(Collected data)
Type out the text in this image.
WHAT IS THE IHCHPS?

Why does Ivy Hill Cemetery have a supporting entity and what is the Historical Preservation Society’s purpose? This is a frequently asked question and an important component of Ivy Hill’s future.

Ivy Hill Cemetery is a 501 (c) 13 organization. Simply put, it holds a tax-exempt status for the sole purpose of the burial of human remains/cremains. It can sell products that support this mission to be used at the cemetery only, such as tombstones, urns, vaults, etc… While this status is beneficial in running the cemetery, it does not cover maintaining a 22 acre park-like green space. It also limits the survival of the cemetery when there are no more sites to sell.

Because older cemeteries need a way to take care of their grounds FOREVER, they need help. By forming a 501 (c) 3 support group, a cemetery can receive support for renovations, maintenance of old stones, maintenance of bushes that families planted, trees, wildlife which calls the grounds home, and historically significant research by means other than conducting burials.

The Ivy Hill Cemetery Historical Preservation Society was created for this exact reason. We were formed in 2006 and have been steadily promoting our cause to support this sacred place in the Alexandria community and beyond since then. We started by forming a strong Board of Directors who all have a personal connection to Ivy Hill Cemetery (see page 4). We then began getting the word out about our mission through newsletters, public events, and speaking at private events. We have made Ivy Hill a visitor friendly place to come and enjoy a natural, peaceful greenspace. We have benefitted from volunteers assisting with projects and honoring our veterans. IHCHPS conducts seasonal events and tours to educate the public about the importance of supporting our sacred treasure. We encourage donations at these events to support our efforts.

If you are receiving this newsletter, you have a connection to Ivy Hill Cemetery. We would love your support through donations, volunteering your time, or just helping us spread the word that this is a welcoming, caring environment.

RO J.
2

What you need to do →
Restate each entry exactly, skipping none.

Solution to this problem →
Type out the text in this image.
WHAT IS THE IHCHPS?

Why does Ivy Hill Cemetery have a supporting entity and what is the Historical Preservation Society’s purpose? This is a frequently asked question and an important component of Ivy Hill’s future.

Ivy Hill Cemetery is a 501 (c) 13 organization. Simply put, it holds a tax-exempt status for the sole purpose of the burial of human remains/cremains. It can sell products that support this mission to be used at the cemetery only, such as tombstones, urns, vaults, etc… While this status is beneficial in running the cemetery, it does not cover maintaining a 22 acre park-like green space. It also limits the survival of the cemetery when there are no more sites to sell.

Because older cemeteries need a way to take care of their grounds FOREVER, they need help. By forming a 501 (c) 3 support group, a cemetery can receive support for renovations, maintenance of old stones, maintenance of bushes that families planted, trees, wildlife which calls the grounds home, and historically significant research by means other than conducting burials.

The Ivy Hill Cemetery Historical Preservation Society was created for this exact reason. We were formed in 2006 and have been steadily promoting our cause to support this sacred place in the Alexandria community and beyond since then. We started by forming a strong Board of Directors who all have a personal connection to Ivy Hill Cemetery (see page 4). We then began getting the word out about our mission through newsletters, public events, and speaking at private events. We have made Ivy Hill a visitor friendly place to come and enjoy a natural, peaceful greenspace. We have benefitted from volunteers assisting with projects and honoring our veterans. IHCHPS conducts seasonal events and tours to educate the public about the importance of supporting our sacred treasure. We encourage donations at these events to support our efforts.

If you are receiving this newsletter, you have a connection to Ivy Hill Cemetery. We would love your support through donations, volunteering your time, or just helping us spread the word that this is a welcoming, caring environment.

RO J.
2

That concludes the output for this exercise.